The request. How many of these lines hold the string "intellekt"? Answer with the number only.

start Exercise materials

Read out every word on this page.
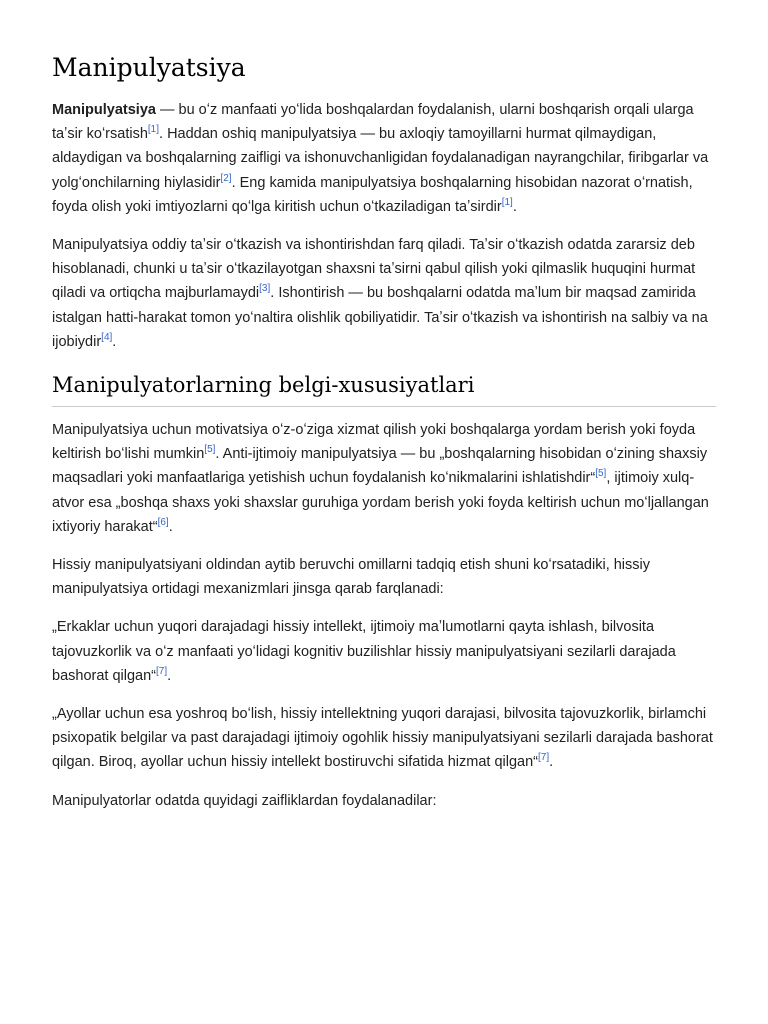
Manipulyatsiya

Manipulyatsiya — bu oʻz manfaati yoʻlida boshqalardan foydalanish, ularni boshqarish orqali ularga taʼsir koʻrsatish[1]. Haddan oshiq manipulyatsiya — bu axloqiy tamoyillarni hurmat qilmaydigan, aldaydigan va boshqalarning zaifligi va ishonuvchanligidan foydalanadigan nayrangchilar, firibgarlar va yolgʻonchilarning hiylasidir[2]. Eng kamida manipulyatsiya boshqalarning hisobidan nazorat oʻrnatish, foyda olish yoki imtiyozlarni qoʻlga kiritish uchun oʻtkaziladigan taʼsirdir[1].

Manipulyatsiya oddiy taʼsir oʻtkazish va ishontirishdan farq qiladi. Taʼsir oʻtkazish odatda zararsiz deb hisoblanadi, chunki u taʼsir oʻtkazilayotgan shaxsni taʼsirni qabul qilish yoki qilmaslik huquqini hurmat qiladi va ortiqcha majburlamaydi[3]. Ishontirish — bu boshqalarni odatda maʼlum bir maqsad zamirida istalgan hatti-harakat tomon yoʻnaltira olishlik qobiliyatidir. Taʼsir oʻtkazish va ishontirish na salbiy va na ijobiydir[4].

Manipulyatorlarning belgi-xususiyatlari

Manipulyatsiya uchun motivatsiya oʻz-oʻziga xizmat qilish yoki boshqalarga yordam berish yoki foyda keltirish boʻlishi mumkin[5]. Anti-ijtimoiy manipulyatsiya — bu „boshqalarning hisobidan oʻzining shaxsiy maqsadlari yoki manfaatlariga yetishish uchun foydalanish koʻnikmalarini ishlatishdir“[5], ijtimoiy xulq-atvor esa „boshqa shaxs yoki shaxslar guruhiga yordam berish yoki foyda keltirish uchun moʻljallangan ixtiyoriy harakat“[6].

Hissiy manipulyatsiyani oldindan aytib beruvchi omillarni tadqiq etish shuni koʻrsatadiki, hissiy manipulyatsiya ortidagi mexanizmlari jinsga qarab farqlanadi:

„Erkaklar uchun yuqori darajadagi hissiy intellekt, ijtimoiy maʼlumotlarni qayta ishlash, bilvosita tajovuzkorlik va oʻz manfaati yoʻlidagi kognitiv buzilishlar hissiy manipulyatsiyani sezilarli darajada bashorat qilgan“[7].

„Ayollar uchun esa yoshroq boʻlish, hissiy intellektning yuqori darajasi, bilvosita tajovuzkorlik, birlamchi psixopatik belgilar va past darajadagi ijtimoiy ogohlik hissiy manipulyatsiyani sezilarli darajada bashorat qilgan. Biroq, ayollar uchun hissiy intellekt bostiruvchi sifatida hizmat qilgan“[7].

Manipulyatorlar odatda quyidagi zaifliklardan foydalanadilar:
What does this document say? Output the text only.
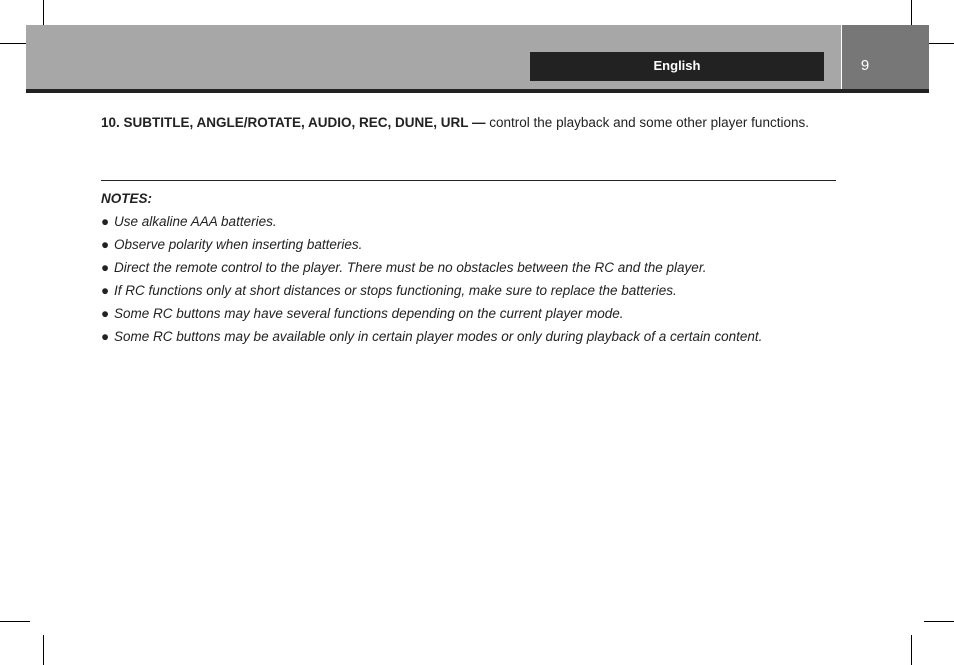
9
English

10. SUBTITLE, ANGLE/ROTATE, AUDIO, REC, DUNE, URL — control the playback and some other player functions.

NOTES:

● Use alkaline AAA batteries.

● Observe polarity when inserting batteries.

● Direct the remote control to the player. There must be no obstacles between the RC and the player.

● If RC functions only at short distances or stops functioning, make sure to replace the batteries.

● Some RC buttons may have several functions depending on the current player mode.

● Some RC buttons may be available only in certain player modes or only during playback of a certain content.
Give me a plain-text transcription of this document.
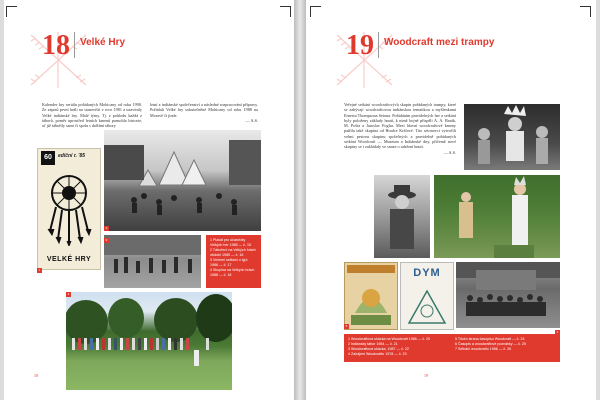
18 Velké Hry
Kalender hry seriálu pořádaných Mohicany od roku 1990. Ze zápisů první hráli na stanovišti v roce 1981 a uzavíraly Velké indiánské hry. Malé týmy. Tj. z pohledu každá z táborů, poměr uprostřed letních kmenů pomohla historie, ať již tábořily sami či spolu s dalšími tábory
letní a indiánské společenství a následné rozpracování přípravy. Pořádali Velké hry uskutečněné Mohicany od roku 1988 na Moravě či jinde.
— A.S.
60	ediční r. '85
VELKÉ HRY
2
3	1 Plakát pro účastníky
Velkých her 1985 — č. 15
2 Táboření na Velkých hrách
období 1985 — č. 16
3 Večerní setkání u týpí
1986 — č. 17
4 Skupina na Velkých hrách
1988 — č. 18
4
1
18
19 Woodcraft mezi trampy
Veřejné setkání woodcraftových skupin pořádaných trampy, které se zabývají woodcraftovou indiánskou tematikou a myšlenkami Ernesta Thompsona Setona. Pořádáním pravidelných her a setkání byly položeny základy hnutí, k nimž hojně přispěli A. A. Barák, M. Pošta a Jaroslav Foglar. Mezi hlavní woodcraftové kmeny patřila také skupina od Hradce Králové. Tito setonovci vytvořili velmi pestrou skupinu společných a pravidelně pořádaných setkání Woodcraft — Muzeum a Indiánské dny, přičemž nové skupiny se i zakládaly ve snaze o udržení hnutí.
— A.S.
4
DYM
5
1 Woodcraftová ukázka na Woodcraft 1985 — č. 20
2 Indiánský tábor 1984 — č. 21
3 Woodcraftová ukázka, 1987 — č. 22
4 Zahájení Woodcraftu 1978 — č. 23
5 Titulní strana časopisu Woodcraft — č. 24
6 Časopis a woodcraftové pozvánky — č. 25
7 Setkání woodcraftu 1986 — č. 26
19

end Exercise materials

Answer to this problem. 2